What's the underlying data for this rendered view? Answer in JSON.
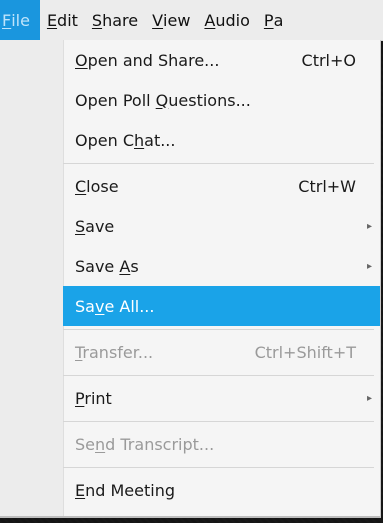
{
  "menubar": {
    "items": [
      {
        "label": "File",
        "mnemonic": "F",
        "active": true
      },
      {
        "label": "Edit",
        "mnemonic": "E"
      },
      {
        "label": "Share",
        "mnemonic": "S"
      },
      {
        "label": "View",
        "mnemonic": "V"
      },
      {
        "label": "Audio",
        "mnemonic": "A"
      },
      {
        "label": "Pa",
        "mnemonic": "P"
      }
    ]
  },
  "file_menu": {
    "items": [
      {
        "label": "Open and Share...",
        "mnemonic_index": 0,
        "shortcut": "Ctrl+O",
        "enabled": true
      },
      {
        "label": "Open Poll Questions...",
        "mnemonic_index": 10,
        "shortcut": "",
        "enabled": true
      },
      {
        "label": "Open Chat...",
        "mnemonic_index": 6,
        "shortcut": "",
        "enabled": true
      },
      {
        "label": "Close",
        "mnemonic_index": 0,
        "shortcut": "Ctrl+W",
        "enabled": true
      },
      {
        "label": "Save",
        "mnemonic_index": 0,
        "shortcut": "",
        "enabled": true,
        "submenu": true
      },
      {
        "label": "Save As",
        "mnemonic_index": 5,
        "shortcut": "",
        "enabled": true,
        "submenu": true
      },
      {
        "label": "Save All...",
        "mnemonic_index": 2,
        "shortcut": "",
        "enabled": true,
        "highlighted": true
      },
      {
        "label": "Transfer...",
        "mnemonic_index": 0,
        "shortcut": "Ctrl+Shift+T",
        "enabled": false
      },
      {
        "label": "Print",
        "mnemonic_index": 0,
        "shortcut": "",
        "enabled": true,
        "submenu": true
      },
      {
        "label": "Send Transcript...",
        "mnemonic_index": 2,
        "shortcut": "",
        "enabled": false
      },
      {
        "label": "End Meeting",
        "mnemonic_index": 0,
        "shortcut": "",
        "enabled": true
      }
    ]
  },
  "colors": {
    "highlight": "#1aa3e8",
    "active_menu": "#1a96de",
    "disabled_text": "#9a9a9a"
  },
  "icons": {
    "submenu_arrow": "submenu-arrow-icon"
  }
}
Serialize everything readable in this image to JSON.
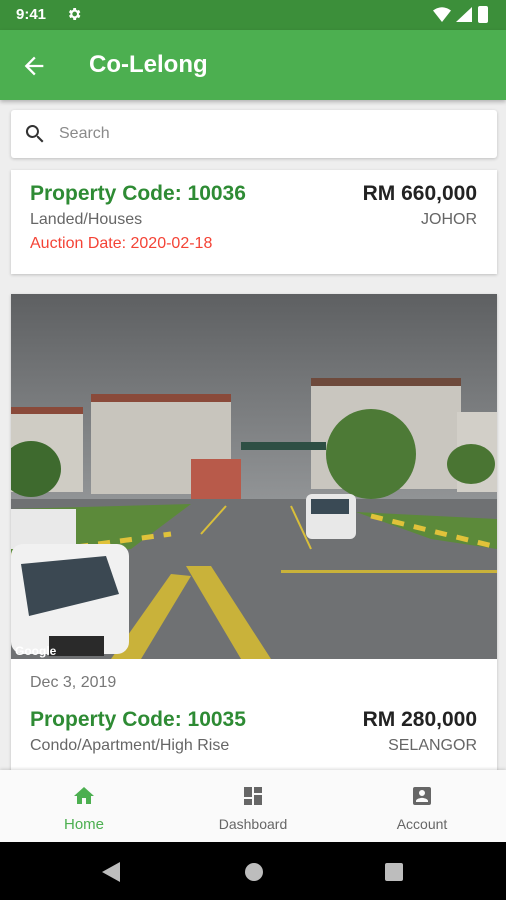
{
  "status_bar": {
    "time": "9:41"
  },
  "app_bar": {
    "title": "Co-Lelong"
  },
  "search": {
    "placeholder": "Search"
  },
  "listings": [
    {
      "code": "Property Code: 10036",
      "price": "RM 660,000",
      "type": "Landed/Houses",
      "state": "JOHOR",
      "auction_date": "Auction Date: 2020-02-18"
    },
    {
      "date": "Dec 3, 2019",
      "code": "Property Code: 10035",
      "price": "RM 280,000",
      "type": "Condo/Apartment/High Rise",
      "state": "SELANGOR",
      "image_watermark": "Google"
    }
  ],
  "bottom_nav": [
    {
      "label": "Home",
      "icon": "home-icon",
      "active": true
    },
    {
      "label": "Dashboard",
      "icon": "dashboard-icon",
      "active": false
    },
    {
      "label": "Account",
      "icon": "account-icon",
      "active": false
    }
  ],
  "colors": {
    "primary": "#4caf50",
    "primary_dark": "#3c8f3a",
    "code_text": "#2e8b34",
    "auction_text": "#f44336"
  }
}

▶ **Set task**: Using the records above, copy every line that has the word "Save" in it.

▶ **Correct result**:
        "label": "Save",
        "label": "Save As",
        "label": "Save All...",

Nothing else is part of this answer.